--- begin Entries provided ---

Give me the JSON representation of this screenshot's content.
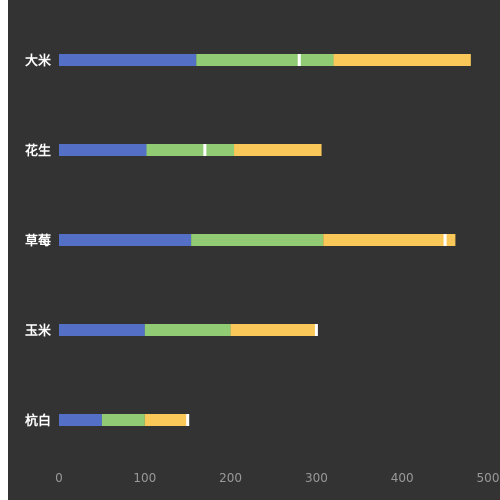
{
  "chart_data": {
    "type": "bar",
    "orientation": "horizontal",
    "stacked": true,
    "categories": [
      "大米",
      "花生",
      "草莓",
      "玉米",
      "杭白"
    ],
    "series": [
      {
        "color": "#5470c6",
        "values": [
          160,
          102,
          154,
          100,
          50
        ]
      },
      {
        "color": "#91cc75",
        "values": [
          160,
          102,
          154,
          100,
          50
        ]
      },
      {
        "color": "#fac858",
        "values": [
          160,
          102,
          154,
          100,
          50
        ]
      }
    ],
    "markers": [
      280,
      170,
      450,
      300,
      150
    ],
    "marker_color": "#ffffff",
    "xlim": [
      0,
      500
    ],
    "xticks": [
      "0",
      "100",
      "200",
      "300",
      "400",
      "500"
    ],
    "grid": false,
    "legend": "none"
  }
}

--- end Entries provided ---

= Problem to solve =
Reproduce the material above in full and without alteration, but skip all pictures.

= Result of this task =
Give me the JSON representation of this screenshot's content.
{
  "chart_data": {
    "type": "bar",
    "orientation": "horizontal",
    "stacked": true,
    "categories": [
      "大米",
      "花生",
      "草莓",
      "玉米",
      "杭白"
    ],
    "series": [
      {
        "color": "#5470c6",
        "values": [
          160,
          102,
          154,
          100,
          50
        ]
      },
      {
        "color": "#91cc75",
        "values": [
          160,
          102,
          154,
          100,
          50
        ]
      },
      {
        "color": "#fac858",
        "values": [
          160,
          102,
          154,
          100,
          50
        ]
      }
    ],
    "markers": [
      280,
      170,
      450,
      300,
      150
    ],
    "marker_color": "#ffffff",
    "xlim": [
      0,
      500
    ],
    "xticks": [
      "0",
      "100",
      "200",
      "300",
      "400",
      "500"
    ],
    "grid": false,
    "legend": "none"
  }
}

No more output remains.